### AIM OF THE EXERCISE
Write every line out verbatim and omit the pictures.

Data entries
-- Start --

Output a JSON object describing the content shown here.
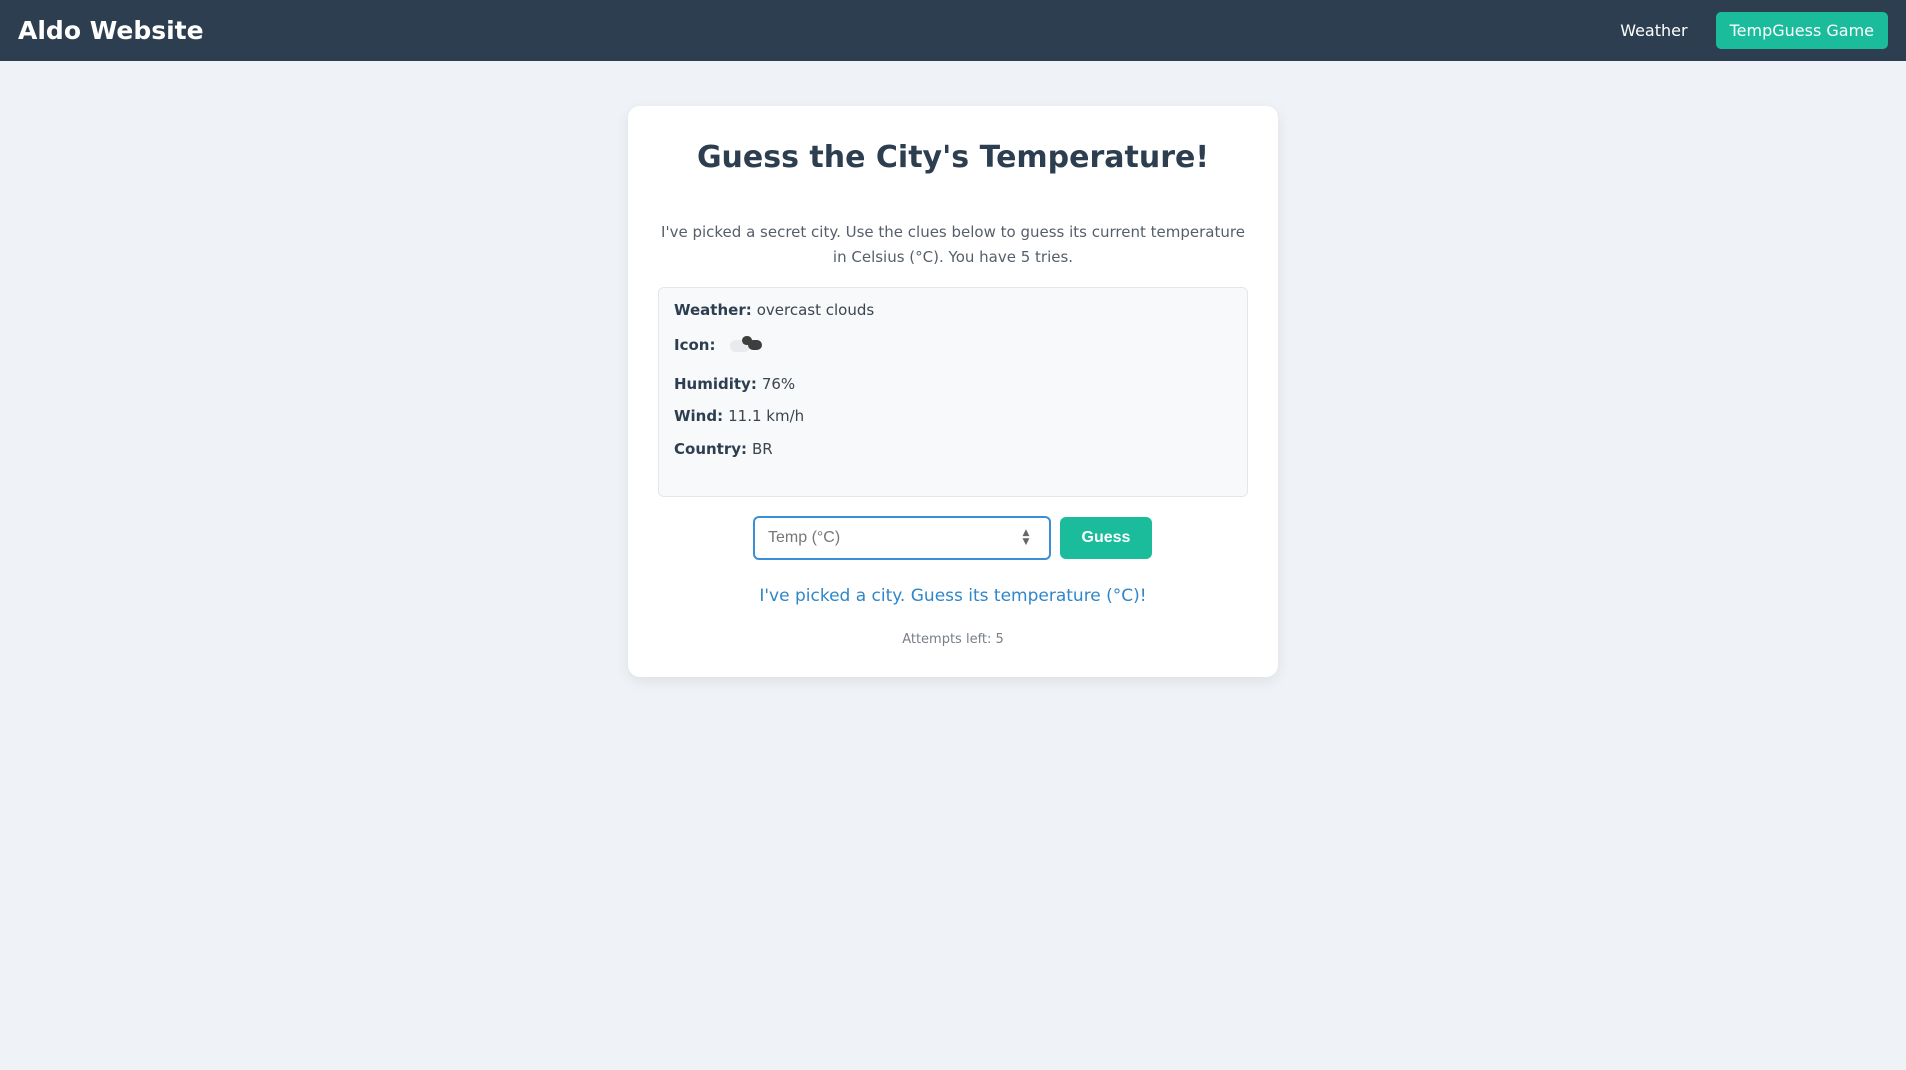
{
  "navbar": {
    "brand": "Aldo Website",
    "links": [
      {
        "label": "Weather",
        "active": false
      },
      {
        "label": "TempGuess Game",
        "active": true
      }
    ],
    "accent_color": "#1abc9c",
    "background_color": "#2c3e50"
  },
  "game": {
    "title": "Guess the City's Temperature!",
    "intro": "I've picked a secret city. Use the clues below to guess its current temperature in Celsius (°C). You have 5 tries.",
    "clues": {
      "weather_label": "Weather:",
      "weather_value": "overcast clouds",
      "icon_label": "Icon:",
      "icon_name": "overcast-clouds-icon",
      "humidity_label": "Humidity:",
      "humidity_value": "76%",
      "wind_label": "Wind:",
      "wind_value": "11.1 km/h",
      "country_label": "Country:",
      "country_value": "BR"
    },
    "input": {
      "placeholder": "Temp (°C)",
      "value": ""
    },
    "guess_button": "Guess",
    "message": "I've picked a city. Guess its temperature (°C)!",
    "attempts": "Attempts left: 5"
  }
}
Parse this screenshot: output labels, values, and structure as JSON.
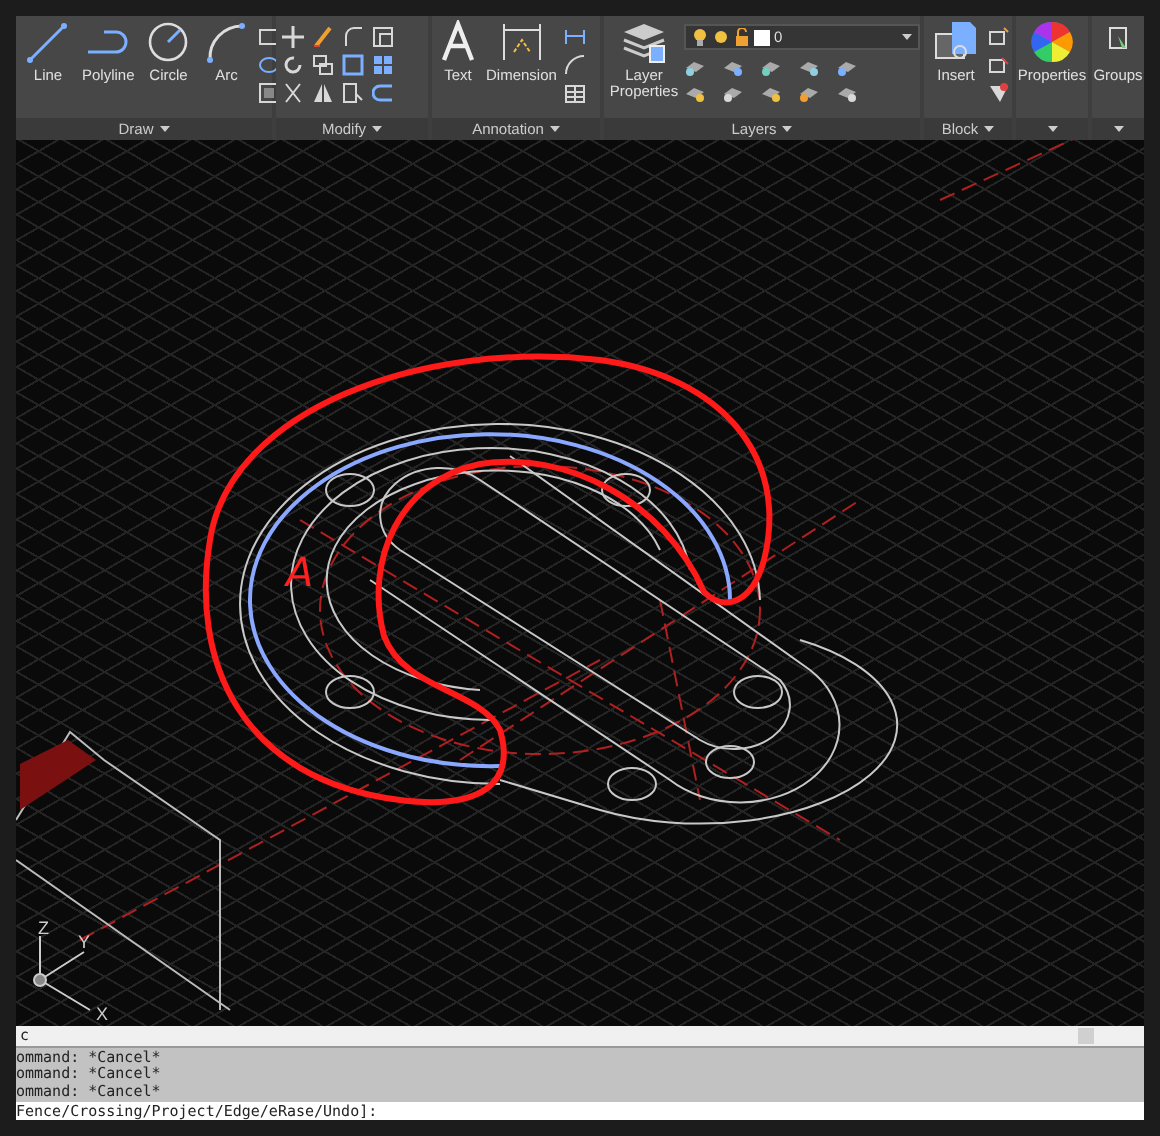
{
  "ribbon": {
    "panels": [
      {
        "kind": "draw",
        "title": "Draw",
        "tools": [
          {
            "label": "Line"
          },
          {
            "label": "Polyline"
          },
          {
            "label": "Circle"
          },
          {
            "label": "Arc"
          }
        ]
      },
      {
        "kind": "modify",
        "title": "Modify"
      },
      {
        "kind": "annotation",
        "title": "Annotation",
        "tools": [
          {
            "label": "Text"
          },
          {
            "label": "Dimension"
          }
        ]
      },
      {
        "kind": "layers",
        "title": "Layers",
        "tools": [
          {
            "label": "Layer Properties"
          }
        ],
        "layer_value": "0"
      },
      {
        "kind": "block",
        "title": "Block",
        "tools": [
          {
            "label": "Insert"
          }
        ]
      },
      {
        "kind": "properties",
        "tools": [
          {
            "label": "Properties"
          }
        ]
      },
      {
        "kind": "groups",
        "tools": [
          {
            "label": "Groups"
          }
        ]
      }
    ]
  },
  "canvas": {
    "markup_letter": "A",
    "ucs_labels": [
      "Z",
      "Y",
      "X"
    ]
  },
  "command_line": {
    "input": "c",
    "history": [
      "ommand: *Cancel*",
      "ommand: *Cancel*",
      "ommand: *Cancel*"
    ],
    "prompt": "Fence/Crossing/Project/Edge/eRase/Undo]:"
  }
}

-- End --

### EXPECTED OUTPUT
Output a JSON object describing the content shown here.
{
  "navbar": {
    "brand": "Aldo Website",
    "links": [
      {
        "label": "Weather",
        "active": false
      },
      {
        "label": "TempGuess Game",
        "active": true
      }
    ],
    "accent_color": "#1abc9c",
    "background_color": "#2c3e50"
  },
  "game": {
    "title": "Guess the City's Temperature!",
    "intro": "I've picked a secret city. Use the clues below to guess its current temperature in Celsius (°C). You have 5 tries.",
    "clues": {
      "weather_label": "Weather:",
      "weather_value": "overcast clouds",
      "icon_label": "Icon:",
      "icon_name": "overcast-clouds-icon",
      "humidity_label": "Humidity:",
      "humidity_value": "76%",
      "wind_label": "Wind:",
      "wind_value": "11.1 km/h",
      "country_label": "Country:",
      "country_value": "BR"
    },
    "input": {
      "placeholder": "Temp (°C)",
      "value": ""
    },
    "guess_button": "Guess",
    "message": "I've picked a city. Guess its temperature (°C)!",
    "attempts": "Attempts left: 5"
  }
}
Parse this screenshot: output labels, values, and structure as JSON.
{
  "ribbon": {
    "panels": [
      {
        "kind": "draw",
        "title": "Draw",
        "tools": [
          {
            "label": "Line"
          },
          {
            "label": "Polyline"
          },
          {
            "label": "Circle"
          },
          {
            "label": "Arc"
          }
        ]
      },
      {
        "kind": "modify",
        "title": "Modify"
      },
      {
        "kind": "annotation",
        "title": "Annotation",
        "tools": [
          {
            "label": "Text"
          },
          {
            "label": "Dimension"
          }
        ]
      },
      {
        "kind": "layers",
        "title": "Layers",
        "tools": [
          {
            "label": "Layer Properties"
          }
        ],
        "layer_value": "0"
      },
      {
        "kind": "block",
        "title": "Block",
        "tools": [
          {
            "label": "Insert"
          }
        ]
      },
      {
        "kind": "properties",
        "tools": [
          {
            "label": "Properties"
          }
        ]
      },
      {
        "kind": "groups",
        "tools": [
          {
            "label": "Groups"
          }
        ]
      }
    ]
  },
  "canvas": {
    "markup_letter": "A",
    "ucs_labels": [
      "Z",
      "Y",
      "X"
    ]
  },
  "command_line": {
    "input": "c",
    "history": [
      "ommand: *Cancel*",
      "ommand: *Cancel*",
      "ommand: *Cancel*"
    ],
    "prompt": "Fence/Crossing/Project/Edge/eRase/Undo]:"
  }
}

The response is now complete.